Items listed in a dataset
|---|
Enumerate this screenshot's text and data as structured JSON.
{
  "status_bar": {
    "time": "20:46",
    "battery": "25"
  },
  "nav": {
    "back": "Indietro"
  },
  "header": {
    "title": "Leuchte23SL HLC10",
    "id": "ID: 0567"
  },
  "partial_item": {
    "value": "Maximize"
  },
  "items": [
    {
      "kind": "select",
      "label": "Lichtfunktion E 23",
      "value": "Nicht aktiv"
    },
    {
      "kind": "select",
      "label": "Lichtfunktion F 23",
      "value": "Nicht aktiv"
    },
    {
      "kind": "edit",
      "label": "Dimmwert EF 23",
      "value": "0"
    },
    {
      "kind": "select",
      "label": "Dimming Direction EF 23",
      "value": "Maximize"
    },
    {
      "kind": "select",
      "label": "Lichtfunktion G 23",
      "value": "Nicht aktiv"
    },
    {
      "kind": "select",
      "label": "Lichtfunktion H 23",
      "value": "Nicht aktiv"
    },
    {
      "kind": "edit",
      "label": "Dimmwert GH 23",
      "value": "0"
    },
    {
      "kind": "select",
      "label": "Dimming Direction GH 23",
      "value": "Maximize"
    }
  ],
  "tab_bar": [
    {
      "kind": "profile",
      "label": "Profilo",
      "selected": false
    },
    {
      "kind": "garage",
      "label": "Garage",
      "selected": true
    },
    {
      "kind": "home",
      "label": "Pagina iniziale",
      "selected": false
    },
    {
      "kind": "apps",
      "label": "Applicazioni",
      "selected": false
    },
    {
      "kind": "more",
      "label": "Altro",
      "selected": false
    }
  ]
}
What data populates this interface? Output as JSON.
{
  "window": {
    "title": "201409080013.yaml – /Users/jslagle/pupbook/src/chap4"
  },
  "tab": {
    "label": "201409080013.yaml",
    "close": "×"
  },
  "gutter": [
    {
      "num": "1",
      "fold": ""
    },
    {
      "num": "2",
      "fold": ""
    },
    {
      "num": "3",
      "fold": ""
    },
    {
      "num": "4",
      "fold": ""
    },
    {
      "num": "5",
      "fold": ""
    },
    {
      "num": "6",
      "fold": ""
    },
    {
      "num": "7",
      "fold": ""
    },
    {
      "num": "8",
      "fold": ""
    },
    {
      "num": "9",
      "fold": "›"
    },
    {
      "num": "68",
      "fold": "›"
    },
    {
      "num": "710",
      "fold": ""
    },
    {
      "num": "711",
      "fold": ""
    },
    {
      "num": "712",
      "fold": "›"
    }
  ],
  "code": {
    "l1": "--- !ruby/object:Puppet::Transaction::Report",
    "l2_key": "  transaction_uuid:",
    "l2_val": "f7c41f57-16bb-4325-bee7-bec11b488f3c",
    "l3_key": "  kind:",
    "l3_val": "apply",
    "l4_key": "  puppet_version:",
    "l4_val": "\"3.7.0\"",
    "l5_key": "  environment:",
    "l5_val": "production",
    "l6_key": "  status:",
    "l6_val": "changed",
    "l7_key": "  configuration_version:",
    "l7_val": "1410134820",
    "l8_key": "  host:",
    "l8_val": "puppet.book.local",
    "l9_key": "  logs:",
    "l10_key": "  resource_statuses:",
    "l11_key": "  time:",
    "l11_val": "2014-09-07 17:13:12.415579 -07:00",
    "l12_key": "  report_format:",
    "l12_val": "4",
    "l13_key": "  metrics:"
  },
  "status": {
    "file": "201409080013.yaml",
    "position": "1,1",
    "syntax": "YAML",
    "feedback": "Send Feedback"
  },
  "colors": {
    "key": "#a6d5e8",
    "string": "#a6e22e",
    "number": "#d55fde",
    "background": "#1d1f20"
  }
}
|---|
(WHAT TO DO) Print the whole listing again, exactly.

(REPLY)
Enumerate this screenshot's text and data as structured JSON.
{
  "status_bar": {
    "time": "20:46",
    "battery": "25"
  },
  "nav": {
    "back": "Indietro"
  },
  "header": {
    "title": "Leuchte23SL HLC10",
    "id": "ID: 0567"
  },
  "partial_item": {
    "value": "Maximize"
  },
  "items": [
    {
      "kind": "select",
      "label": "Lichtfunktion E 23",
      "value": "Nicht aktiv"
    },
    {
      "kind": "select",
      "label": "Lichtfunktion F 23",
      "value": "Nicht aktiv"
    },
    {
      "kind": "edit",
      "label": "Dimmwert EF 23",
      "value": "0"
    },
    {
      "kind": "select",
      "label": "Dimming Direction EF 23",
      "value": "Maximize"
    },
    {
      "kind": "select",
      "label": "Lichtfunktion G 23",
      "value": "Nicht aktiv"
    },
    {
      "kind": "select",
      "label": "Lichtfunktion H 23",
      "value": "Nicht aktiv"
    },
    {
      "kind": "edit",
      "label": "Dimmwert GH 23",
      "value": "0"
    },
    {
      "kind": "select",
      "label": "Dimming Direction GH 23",
      "value": "Maximize"
    }
  ],
  "tab_bar": [
    {
      "kind": "profile",
      "label": "Profilo",
      "selected": false
    },
    {
      "kind": "garage",
      "label": "Garage",
      "selected": true
    },
    {
      "kind": "home",
      "label": "Pagina iniziale",
      "selected": false
    },
    {
      "kind": "apps",
      "label": "Applicazioni",
      "selected": false
    },
    {
      "kind": "more",
      "label": "Altro",
      "selected": false
    }
  ]
}
What data populates this interface? Output as JSON.
{
  "window": {
    "title": "201409080013.yaml – /Users/jslagle/pupbook/src/chap4"
  },
  "tab": {
    "label": "201409080013.yaml",
    "close": "×"
  },
  "gutter": [
    {
      "num": "1",
      "fold": ""
    },
    {
      "num": "2",
      "fold": ""
    },
    {
      "num": "3",
      "fold": ""
    },
    {
      "num": "4",
      "fold": ""
    },
    {
      "num": "5",
      "fold": ""
    },
    {
      "num": "6",
      "fold": ""
    },
    {
      "num": "7",
      "fold": ""
    },
    {
      "num": "8",
      "fold": ""
    },
    {
      "num": "9",
      "fold": "›"
    },
    {
      "num": "68",
      "fold": "›"
    },
    {
      "num": "710",
      "fold": ""
    },
    {
      "num": "711",
      "fold": ""
    },
    {
      "num": "712",
      "fold": "›"
    }
  ],
  "code": {
    "l1": "--- !ruby/object:Puppet::Transaction::Report",
    "l2_key": "  transaction_uuid:",
    "l2_val": "f7c41f57-16bb-4325-bee7-bec11b488f3c",
    "l3_key": "  kind:",
    "l3_val": "apply",
    "l4_key": "  puppet_version:",
    "l4_val": "\"3.7.0\"",
    "l5_key": "  environment:",
    "l5_val": "production",
    "l6_key": "  status:",
    "l6_val": "changed",
    "l7_key": "  configuration_version:",
    "l7_val": "1410134820",
    "l8_key": "  host:",
    "l8_val": "puppet.book.local",
    "l9_key": "  logs:",
    "l10_key": "  resource_statuses:",
    "l11_key": "  time:",
    "l11_val": "2014-09-07 17:13:12.415579 -07:00",
    "l12_key": "  report_format:",
    "l12_val": "4",
    "l13_key": "  metrics:"
  },
  "status": {
    "file": "201409080013.yaml",
    "position": "1,1",
    "syntax": "YAML",
    "feedback": "Send Feedback"
  },
  "colors": {
    "key": "#a6d5e8",
    "string": "#a6e22e",
    "number": "#d55fde",
    "background": "#1d1f20"
  }
}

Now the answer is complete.